(Recorded data)
————————
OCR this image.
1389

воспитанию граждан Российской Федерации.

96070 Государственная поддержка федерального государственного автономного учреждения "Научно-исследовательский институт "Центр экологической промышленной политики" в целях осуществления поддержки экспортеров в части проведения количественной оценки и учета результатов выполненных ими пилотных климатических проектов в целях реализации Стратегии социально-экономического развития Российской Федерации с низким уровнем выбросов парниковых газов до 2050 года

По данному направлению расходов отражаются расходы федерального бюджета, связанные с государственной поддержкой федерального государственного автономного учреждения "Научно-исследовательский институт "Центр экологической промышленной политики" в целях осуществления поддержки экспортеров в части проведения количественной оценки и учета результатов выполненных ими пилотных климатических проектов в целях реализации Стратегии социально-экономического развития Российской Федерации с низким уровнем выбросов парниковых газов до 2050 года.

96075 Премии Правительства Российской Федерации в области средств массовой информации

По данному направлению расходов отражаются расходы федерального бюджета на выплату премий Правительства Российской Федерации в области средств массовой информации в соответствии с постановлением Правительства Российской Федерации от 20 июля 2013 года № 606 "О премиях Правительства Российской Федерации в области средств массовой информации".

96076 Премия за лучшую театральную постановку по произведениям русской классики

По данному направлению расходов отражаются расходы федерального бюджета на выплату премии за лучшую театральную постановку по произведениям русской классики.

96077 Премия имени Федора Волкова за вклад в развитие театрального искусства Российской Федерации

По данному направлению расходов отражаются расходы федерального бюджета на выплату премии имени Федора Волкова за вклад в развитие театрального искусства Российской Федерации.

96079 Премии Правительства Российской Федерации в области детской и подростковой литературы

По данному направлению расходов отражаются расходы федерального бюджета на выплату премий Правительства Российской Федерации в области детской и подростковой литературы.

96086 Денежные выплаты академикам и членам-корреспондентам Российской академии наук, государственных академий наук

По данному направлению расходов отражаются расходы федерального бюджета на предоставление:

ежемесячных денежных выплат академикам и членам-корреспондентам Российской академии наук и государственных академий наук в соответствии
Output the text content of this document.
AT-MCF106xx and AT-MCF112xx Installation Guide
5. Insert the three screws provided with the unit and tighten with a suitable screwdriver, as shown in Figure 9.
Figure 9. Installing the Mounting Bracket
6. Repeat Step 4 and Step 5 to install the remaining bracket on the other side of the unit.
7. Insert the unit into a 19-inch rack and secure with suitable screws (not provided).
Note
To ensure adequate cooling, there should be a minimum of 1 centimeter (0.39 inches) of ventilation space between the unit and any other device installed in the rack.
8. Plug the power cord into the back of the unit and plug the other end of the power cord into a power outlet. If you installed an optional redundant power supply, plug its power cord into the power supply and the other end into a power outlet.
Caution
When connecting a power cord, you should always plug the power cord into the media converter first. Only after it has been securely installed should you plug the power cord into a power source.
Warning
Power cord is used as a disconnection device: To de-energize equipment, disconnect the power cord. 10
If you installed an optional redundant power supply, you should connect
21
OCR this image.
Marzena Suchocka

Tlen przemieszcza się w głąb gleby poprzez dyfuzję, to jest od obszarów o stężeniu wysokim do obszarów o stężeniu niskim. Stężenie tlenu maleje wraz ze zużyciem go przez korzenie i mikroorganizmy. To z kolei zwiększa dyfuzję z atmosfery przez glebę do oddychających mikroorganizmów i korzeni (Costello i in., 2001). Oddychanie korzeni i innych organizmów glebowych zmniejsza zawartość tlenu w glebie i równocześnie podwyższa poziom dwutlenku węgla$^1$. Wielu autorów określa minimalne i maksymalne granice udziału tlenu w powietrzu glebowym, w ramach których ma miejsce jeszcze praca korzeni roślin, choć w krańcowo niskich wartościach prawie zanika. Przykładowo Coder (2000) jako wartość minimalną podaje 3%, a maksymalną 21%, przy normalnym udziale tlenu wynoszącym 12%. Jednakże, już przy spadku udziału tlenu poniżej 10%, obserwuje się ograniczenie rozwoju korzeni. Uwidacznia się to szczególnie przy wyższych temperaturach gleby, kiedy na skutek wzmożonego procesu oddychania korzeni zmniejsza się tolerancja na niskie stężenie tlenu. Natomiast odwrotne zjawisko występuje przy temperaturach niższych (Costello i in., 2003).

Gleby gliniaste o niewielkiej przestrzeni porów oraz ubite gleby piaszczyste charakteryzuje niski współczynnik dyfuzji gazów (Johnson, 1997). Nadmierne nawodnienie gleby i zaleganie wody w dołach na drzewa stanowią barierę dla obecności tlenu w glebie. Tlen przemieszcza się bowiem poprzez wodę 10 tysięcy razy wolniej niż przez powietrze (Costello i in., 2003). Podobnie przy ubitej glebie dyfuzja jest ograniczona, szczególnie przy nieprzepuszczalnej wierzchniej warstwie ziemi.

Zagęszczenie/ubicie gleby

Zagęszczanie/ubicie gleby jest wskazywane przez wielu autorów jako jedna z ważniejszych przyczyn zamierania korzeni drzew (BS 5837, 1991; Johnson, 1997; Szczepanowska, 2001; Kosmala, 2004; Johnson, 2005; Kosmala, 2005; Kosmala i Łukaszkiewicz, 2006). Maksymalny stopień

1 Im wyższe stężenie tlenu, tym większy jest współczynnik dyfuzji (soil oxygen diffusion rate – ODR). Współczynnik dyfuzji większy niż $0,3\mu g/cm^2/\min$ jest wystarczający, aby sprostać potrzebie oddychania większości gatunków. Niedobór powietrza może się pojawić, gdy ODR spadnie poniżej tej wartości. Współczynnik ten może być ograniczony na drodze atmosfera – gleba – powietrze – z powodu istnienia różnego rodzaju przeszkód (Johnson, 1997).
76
————————
Written instruction ->
Tell how many lines in the material contain the word "Федора". Only the number is wanted.

Response ->
2